** Start Data supplied **

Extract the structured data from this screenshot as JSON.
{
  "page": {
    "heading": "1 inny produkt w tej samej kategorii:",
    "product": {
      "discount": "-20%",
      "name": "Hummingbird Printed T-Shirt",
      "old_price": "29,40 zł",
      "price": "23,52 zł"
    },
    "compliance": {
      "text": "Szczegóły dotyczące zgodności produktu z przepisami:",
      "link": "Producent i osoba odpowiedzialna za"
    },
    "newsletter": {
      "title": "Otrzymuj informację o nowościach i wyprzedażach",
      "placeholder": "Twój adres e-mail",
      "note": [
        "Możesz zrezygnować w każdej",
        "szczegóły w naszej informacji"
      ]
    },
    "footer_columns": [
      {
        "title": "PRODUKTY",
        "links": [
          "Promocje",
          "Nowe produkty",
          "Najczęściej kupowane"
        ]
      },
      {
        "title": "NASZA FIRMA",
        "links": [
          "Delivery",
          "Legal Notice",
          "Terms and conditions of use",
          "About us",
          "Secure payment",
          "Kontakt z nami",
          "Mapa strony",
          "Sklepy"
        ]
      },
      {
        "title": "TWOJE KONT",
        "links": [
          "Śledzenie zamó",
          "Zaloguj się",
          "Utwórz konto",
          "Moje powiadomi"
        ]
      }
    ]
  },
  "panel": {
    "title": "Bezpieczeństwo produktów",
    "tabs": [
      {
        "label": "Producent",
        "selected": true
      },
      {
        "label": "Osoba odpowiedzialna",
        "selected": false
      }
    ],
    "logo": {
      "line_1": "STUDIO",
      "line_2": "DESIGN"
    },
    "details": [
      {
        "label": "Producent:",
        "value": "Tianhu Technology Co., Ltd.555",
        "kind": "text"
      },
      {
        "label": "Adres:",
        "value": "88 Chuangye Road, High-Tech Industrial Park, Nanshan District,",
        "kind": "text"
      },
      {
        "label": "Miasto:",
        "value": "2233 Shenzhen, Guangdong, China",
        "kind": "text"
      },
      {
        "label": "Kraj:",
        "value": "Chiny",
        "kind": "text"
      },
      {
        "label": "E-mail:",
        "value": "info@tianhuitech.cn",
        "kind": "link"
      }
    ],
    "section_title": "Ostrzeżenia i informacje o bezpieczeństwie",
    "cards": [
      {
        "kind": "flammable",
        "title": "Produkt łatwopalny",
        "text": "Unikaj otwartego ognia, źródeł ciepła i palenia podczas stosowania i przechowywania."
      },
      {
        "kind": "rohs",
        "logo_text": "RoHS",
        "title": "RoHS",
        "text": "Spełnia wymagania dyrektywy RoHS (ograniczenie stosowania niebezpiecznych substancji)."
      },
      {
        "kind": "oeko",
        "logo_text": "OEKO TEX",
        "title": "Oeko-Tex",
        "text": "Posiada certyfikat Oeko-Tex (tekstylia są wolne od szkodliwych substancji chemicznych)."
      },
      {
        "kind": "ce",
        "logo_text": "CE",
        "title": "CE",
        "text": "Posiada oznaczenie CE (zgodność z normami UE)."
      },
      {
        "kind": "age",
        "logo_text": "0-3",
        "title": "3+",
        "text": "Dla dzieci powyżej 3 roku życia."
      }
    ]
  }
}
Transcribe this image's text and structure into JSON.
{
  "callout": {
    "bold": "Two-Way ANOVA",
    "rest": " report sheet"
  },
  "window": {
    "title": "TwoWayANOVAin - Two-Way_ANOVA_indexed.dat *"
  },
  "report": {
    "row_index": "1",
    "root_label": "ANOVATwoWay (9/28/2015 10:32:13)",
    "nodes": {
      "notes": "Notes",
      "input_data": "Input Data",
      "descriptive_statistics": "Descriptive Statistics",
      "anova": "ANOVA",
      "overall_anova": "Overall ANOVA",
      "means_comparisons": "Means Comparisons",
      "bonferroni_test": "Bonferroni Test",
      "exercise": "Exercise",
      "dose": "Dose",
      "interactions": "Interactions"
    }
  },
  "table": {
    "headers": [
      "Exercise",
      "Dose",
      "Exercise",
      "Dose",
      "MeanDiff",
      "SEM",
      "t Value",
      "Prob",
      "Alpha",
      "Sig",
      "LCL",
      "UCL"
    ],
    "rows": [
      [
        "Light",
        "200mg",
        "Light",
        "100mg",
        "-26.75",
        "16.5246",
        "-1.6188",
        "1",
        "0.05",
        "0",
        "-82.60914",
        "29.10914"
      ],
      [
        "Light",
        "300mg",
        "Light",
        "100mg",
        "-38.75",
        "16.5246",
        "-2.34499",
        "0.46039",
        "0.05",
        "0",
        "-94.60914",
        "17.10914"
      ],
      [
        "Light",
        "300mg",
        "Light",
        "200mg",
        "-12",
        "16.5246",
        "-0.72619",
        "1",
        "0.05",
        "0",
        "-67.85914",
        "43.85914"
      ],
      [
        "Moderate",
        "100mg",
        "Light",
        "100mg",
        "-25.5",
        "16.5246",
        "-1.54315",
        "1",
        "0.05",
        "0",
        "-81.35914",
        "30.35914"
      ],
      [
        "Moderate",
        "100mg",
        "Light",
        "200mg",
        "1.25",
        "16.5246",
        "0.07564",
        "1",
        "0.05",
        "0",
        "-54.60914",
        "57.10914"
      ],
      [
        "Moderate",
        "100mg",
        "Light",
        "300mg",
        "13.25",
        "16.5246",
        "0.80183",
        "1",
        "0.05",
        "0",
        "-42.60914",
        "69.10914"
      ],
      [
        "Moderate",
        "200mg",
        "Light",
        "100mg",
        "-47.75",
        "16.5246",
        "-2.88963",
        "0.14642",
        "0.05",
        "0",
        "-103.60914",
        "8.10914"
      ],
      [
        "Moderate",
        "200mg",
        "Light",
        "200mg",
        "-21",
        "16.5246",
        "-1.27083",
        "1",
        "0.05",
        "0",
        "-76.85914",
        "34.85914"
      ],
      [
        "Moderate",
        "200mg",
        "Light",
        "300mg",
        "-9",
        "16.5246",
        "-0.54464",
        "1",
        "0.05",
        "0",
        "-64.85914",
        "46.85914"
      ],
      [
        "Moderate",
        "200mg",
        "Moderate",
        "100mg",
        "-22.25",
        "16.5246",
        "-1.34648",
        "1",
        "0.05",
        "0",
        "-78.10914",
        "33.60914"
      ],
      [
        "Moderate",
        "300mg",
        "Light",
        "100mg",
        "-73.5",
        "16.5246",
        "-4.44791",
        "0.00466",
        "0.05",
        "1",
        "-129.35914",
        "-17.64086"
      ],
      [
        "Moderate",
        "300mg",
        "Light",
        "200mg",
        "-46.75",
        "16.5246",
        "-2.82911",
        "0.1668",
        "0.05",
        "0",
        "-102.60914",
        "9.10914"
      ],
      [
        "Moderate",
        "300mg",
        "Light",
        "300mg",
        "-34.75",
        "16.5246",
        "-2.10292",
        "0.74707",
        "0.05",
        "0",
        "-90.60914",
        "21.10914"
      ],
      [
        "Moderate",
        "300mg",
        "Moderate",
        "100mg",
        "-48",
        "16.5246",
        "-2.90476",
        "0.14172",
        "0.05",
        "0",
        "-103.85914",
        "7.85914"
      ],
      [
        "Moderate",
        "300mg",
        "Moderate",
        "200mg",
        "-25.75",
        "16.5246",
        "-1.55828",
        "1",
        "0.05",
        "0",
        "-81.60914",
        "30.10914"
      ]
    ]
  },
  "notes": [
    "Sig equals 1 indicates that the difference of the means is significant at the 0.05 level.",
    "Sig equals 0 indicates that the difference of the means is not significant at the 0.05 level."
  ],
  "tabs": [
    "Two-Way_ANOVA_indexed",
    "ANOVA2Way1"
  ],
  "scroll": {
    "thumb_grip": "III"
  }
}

** End Data supplied **

Keep only the lines that hold the string "level", and copy them out.

[Final result]:
    "Sig equals 1 indicates that the difference of the means is significant at the 0.05 level.",
    "Sig equals 0 indicates that the difference of the means is not significant at the 0.05 level."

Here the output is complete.